═══ Supplied information

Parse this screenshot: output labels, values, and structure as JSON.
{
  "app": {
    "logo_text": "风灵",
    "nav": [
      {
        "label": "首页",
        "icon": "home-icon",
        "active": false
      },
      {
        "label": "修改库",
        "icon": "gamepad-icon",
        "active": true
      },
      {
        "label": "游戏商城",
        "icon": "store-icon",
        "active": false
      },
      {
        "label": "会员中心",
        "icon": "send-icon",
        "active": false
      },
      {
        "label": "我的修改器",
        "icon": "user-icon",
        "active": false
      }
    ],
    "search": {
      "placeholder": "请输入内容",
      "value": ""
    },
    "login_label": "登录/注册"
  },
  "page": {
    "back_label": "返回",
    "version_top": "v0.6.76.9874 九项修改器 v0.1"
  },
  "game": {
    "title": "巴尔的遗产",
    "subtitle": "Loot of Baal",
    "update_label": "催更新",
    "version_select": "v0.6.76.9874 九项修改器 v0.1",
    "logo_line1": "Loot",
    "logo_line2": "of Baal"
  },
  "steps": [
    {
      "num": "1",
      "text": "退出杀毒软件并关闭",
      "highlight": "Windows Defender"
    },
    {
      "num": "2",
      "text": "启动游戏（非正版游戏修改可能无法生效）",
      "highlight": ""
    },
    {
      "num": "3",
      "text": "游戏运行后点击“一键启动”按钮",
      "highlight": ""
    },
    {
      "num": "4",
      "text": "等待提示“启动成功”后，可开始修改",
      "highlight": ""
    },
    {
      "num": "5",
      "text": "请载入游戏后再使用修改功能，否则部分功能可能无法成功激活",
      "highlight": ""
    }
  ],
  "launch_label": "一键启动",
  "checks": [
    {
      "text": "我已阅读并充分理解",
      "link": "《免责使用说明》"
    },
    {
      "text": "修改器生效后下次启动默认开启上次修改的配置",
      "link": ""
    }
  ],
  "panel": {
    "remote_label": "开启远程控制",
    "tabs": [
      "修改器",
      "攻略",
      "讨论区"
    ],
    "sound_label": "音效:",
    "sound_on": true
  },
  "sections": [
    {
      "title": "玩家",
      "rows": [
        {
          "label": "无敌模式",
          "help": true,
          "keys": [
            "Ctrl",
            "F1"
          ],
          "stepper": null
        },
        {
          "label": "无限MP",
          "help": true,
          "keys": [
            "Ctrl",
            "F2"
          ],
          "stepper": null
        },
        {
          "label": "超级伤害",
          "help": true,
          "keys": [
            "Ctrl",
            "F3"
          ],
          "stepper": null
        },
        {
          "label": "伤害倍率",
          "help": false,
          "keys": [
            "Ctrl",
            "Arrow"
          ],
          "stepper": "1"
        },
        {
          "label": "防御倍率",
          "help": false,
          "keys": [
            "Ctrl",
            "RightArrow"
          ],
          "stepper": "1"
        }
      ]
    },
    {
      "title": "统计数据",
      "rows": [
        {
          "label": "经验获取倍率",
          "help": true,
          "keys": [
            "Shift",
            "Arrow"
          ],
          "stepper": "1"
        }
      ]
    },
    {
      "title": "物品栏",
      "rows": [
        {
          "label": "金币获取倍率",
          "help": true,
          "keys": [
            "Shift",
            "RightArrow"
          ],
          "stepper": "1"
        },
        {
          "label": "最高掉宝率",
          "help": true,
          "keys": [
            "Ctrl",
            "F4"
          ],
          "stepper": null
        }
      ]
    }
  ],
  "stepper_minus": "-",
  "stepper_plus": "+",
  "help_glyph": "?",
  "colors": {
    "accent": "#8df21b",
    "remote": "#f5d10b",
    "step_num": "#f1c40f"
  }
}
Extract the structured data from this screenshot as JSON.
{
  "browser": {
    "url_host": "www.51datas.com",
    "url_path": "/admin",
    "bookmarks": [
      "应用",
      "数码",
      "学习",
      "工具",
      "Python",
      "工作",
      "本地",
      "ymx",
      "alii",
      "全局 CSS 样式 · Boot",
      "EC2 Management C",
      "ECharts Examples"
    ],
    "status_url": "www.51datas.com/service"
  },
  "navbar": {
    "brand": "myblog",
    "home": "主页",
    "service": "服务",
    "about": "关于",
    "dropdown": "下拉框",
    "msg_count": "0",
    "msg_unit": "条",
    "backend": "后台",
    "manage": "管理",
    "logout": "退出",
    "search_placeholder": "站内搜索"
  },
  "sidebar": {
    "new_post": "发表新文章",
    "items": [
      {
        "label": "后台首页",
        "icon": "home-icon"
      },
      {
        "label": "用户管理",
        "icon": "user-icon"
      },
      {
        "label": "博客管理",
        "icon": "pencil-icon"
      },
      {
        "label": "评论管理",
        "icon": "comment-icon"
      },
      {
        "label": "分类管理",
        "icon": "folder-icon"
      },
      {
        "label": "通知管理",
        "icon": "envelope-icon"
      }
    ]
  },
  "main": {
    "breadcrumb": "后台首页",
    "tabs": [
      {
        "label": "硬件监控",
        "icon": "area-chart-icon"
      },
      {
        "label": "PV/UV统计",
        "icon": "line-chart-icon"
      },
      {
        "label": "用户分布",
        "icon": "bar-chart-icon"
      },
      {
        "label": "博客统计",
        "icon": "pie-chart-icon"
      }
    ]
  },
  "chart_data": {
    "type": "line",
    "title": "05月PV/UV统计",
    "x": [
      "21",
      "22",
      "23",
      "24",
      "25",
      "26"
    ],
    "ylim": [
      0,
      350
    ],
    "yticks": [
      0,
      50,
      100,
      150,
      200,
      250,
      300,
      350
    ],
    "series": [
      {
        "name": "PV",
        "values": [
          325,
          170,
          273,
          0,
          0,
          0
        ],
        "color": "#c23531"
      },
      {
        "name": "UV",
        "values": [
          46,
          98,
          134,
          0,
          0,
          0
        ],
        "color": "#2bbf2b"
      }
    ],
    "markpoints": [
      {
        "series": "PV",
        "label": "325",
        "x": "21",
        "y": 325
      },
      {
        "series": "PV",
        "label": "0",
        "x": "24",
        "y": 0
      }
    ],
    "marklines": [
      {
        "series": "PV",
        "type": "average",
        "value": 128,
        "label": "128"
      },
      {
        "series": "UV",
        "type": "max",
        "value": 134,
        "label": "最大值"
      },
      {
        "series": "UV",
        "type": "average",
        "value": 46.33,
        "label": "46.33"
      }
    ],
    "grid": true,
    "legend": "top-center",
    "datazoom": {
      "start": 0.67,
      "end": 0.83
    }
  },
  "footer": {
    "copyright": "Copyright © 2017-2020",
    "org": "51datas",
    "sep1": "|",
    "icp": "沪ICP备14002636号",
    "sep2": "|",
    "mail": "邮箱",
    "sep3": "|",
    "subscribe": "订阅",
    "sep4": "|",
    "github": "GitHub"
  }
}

══════

▸ **Task to complete**: Write out the entries in full, exactly as given.

▸ **Solution below**:
Parse this screenshot: output labels, values, and structure as JSON.
{
  "app": {
    "logo_text": "风灵",
    "nav": [
      {
        "label": "首页",
        "icon": "home-icon",
        "active": false
      },
      {
        "label": "修改库",
        "icon": "gamepad-icon",
        "active": true
      },
      {
        "label": "游戏商城",
        "icon": "store-icon",
        "active": false
      },
      {
        "label": "会员中心",
        "icon": "send-icon",
        "active": false
      },
      {
        "label": "我的修改器",
        "icon": "user-icon",
        "active": false
      }
    ],
    "search": {
      "placeholder": "请输入内容",
      "value": ""
    },
    "login_label": "登录/注册"
  },
  "page": {
    "back_label": "返回",
    "version_top": "v0.6.76.9874 九项修改器 v0.1"
  },
  "game": {
    "title": "巴尔的遗产",
    "subtitle": "Loot of Baal",
    "update_label": "催更新",
    "version_select": "v0.6.76.9874 九项修改器 v0.1",
    "logo_line1": "Loot",
    "logo_line2": "of Baal"
  },
  "steps": [
    {
      "num": "1",
      "text": "退出杀毒软件并关闭",
      "highlight": "Windows Defender"
    },
    {
      "num": "2",
      "text": "启动游戏（非正版游戏修改可能无法生效）",
      "highlight": ""
    },
    {
      "num": "3",
      "text": "游戏运行后点击“一键启动”按钮",
      "highlight": ""
    },
    {
      "num": "4",
      "text": "等待提示“启动成功”后，可开始修改",
      "highlight": ""
    },
    {
      "num": "5",
      "text": "请载入游戏后再使用修改功能，否则部分功能可能无法成功激活",
      "highlight": ""
    }
  ],
  "launch_label": "一键启动",
  "checks": [
    {
      "text": "我已阅读并充分理解",
      "link": "《免责使用说明》"
    },
    {
      "text": "修改器生效后下次启动默认开启上次修改的配置",
      "link": ""
    }
  ],
  "panel": {
    "remote_label": "开启远程控制",
    "tabs": [
      "修改器",
      "攻略",
      "讨论区"
    ],
    "sound_label": "音效:",
    "sound_on": true
  },
  "sections": [
    {
      "title": "玩家",
      "rows": [
        {
          "label": "无敌模式",
          "help": true,
          "keys": [
            "Ctrl",
            "F1"
          ],
          "stepper": null
        },
        {
          "label": "无限MP",
          "help": true,
          "keys": [
            "Ctrl",
            "F2"
          ],
          "stepper": null
        },
        {
          "label": "超级伤害",
          "help": true,
          "keys": [
            "Ctrl",
            "F3"
          ],
          "stepper": null
        },
        {
          "label": "伤害倍率",
          "help": false,
          "keys": [
            "Ctrl",
            "Arrow"
          ],
          "stepper": "1"
        },
        {
          "label": "防御倍率",
          "help": false,
          "keys": [
            "Ctrl",
            "RightArrow"
          ],
          "stepper": "1"
        }
      ]
    },
    {
      "title": "统计数据",
      "rows": [
        {
          "label": "经验获取倍率",
          "help": true,
          "keys": [
            "Shift",
            "Arrow"
          ],
          "stepper": "1"
        }
      ]
    },
    {
      "title": "物品栏",
      "rows": [
        {
          "label": "金币获取倍率",
          "help": true,
          "keys": [
            "Shift",
            "RightArrow"
          ],
          "stepper": "1"
        },
        {
          "label": "最高掉宝率",
          "help": true,
          "keys": [
            "Ctrl",
            "F4"
          ],
          "stepper": null
        }
      ]
    }
  ],
  "stepper_minus": "-",
  "stepper_plus": "+",
  "help_glyph": "?",
  "colors": {
    "accent": "#8df21b",
    "remote": "#f5d10b",
    "step_num": "#f1c40f"
  }
}
Extract the structured data from this screenshot as JSON.
{
  "browser": {
    "url_host": "www.51datas.com",
    "url_path": "/admin",
    "bookmarks": [
      "应用",
      "数码",
      "学习",
      "工具",
      "Python",
      "工作",
      "本地",
      "ymx",
      "alii",
      "全局 CSS 样式 · Boot",
      "EC2 Management C",
      "ECharts Examples"
    ],
    "status_url": "www.51datas.com/service"
  },
  "navbar": {
    "brand": "myblog",
    "home": "主页",
    "service": "服务",
    "about": "关于",
    "dropdown": "下拉框",
    "msg_count": "0",
    "msg_unit": "条",
    "backend": "后台",
    "manage": "管理",
    "logout": "退出",
    "search_placeholder": "站内搜索"
  },
  "sidebar": {
    "new_post": "发表新文章",
    "items": [
      {
        "label": "后台首页",
        "icon": "home-icon"
      },
      {
        "label": "用户管理",
        "icon": "user-icon"
      },
      {
        "label": "博客管理",
        "icon": "pencil-icon"
      },
      {
        "label": "评论管理",
        "icon": "comment-icon"
      },
      {
        "label": "分类管理",
        "icon": "folder-icon"
      },
      {
        "label": "通知管理",
        "icon": "envelope-icon"
      }
    ]
  },
  "main": {
    "breadcrumb": "后台首页",
    "tabs": [
      {
        "label": "硬件监控",
        "icon": "area-chart-icon"
      },
      {
        "label": "PV/UV统计",
        "icon": "line-chart-icon"
      },
      {
        "label": "用户分布",
        "icon": "bar-chart-icon"
      },
      {
        "label": "博客统计",
        "icon": "pie-chart-icon"
      }
    ]
  },
  "chart_data": {
    "type": "line",
    "title": "05月PV/UV统计",
    "x": [
      "21",
      "22",
      "23",
      "24",
      "25",
      "26"
    ],
    "ylim": [
      0,
      350
    ],
    "yticks": [
      0,
      50,
      100,
      150,
      200,
      250,
      300,
      350
    ],
    "series": [
      {
        "name": "PV",
        "values": [
          325,
          170,
          273,
          0,
          0,
          0
        ],
        "color": "#c23531"
      },
      {
        "name": "UV",
        "values": [
          46,
          98,
          134,
          0,
          0,
          0
        ],
        "color": "#2bbf2b"
      }
    ],
    "markpoints": [
      {
        "series": "PV",
        "label": "325",
        "x": "21",
        "y": 325
      },
      {
        "series": "PV",
        "label": "0",
        "x": "24",
        "y": 0
      }
    ],
    "marklines": [
      {
        "series": "PV",
        "type": "average",
        "value": 128,
        "label": "128"
      },
      {
        "series": "UV",
        "type": "max",
        "value": 134,
        "label": "最大值"
      },
      {
        "series": "UV",
        "type": "average",
        "value": 46.33,
        "label": "46.33"
      }
    ],
    "grid": true,
    "legend": "top-center",
    "datazoom": {
      "start": 0.67,
      "end": 0.83
    }
  },
  "footer": {
    "copyright": "Copyright © 2017-2020",
    "org": "51datas",
    "sep1": "|",
    "icp": "沪ICP备14002636号",
    "sep2": "|",
    "mail": "邮箱",
    "sep3": "|",
    "subscribe": "订阅",
    "sep4": "|",
    "github": "GitHub"
  }
}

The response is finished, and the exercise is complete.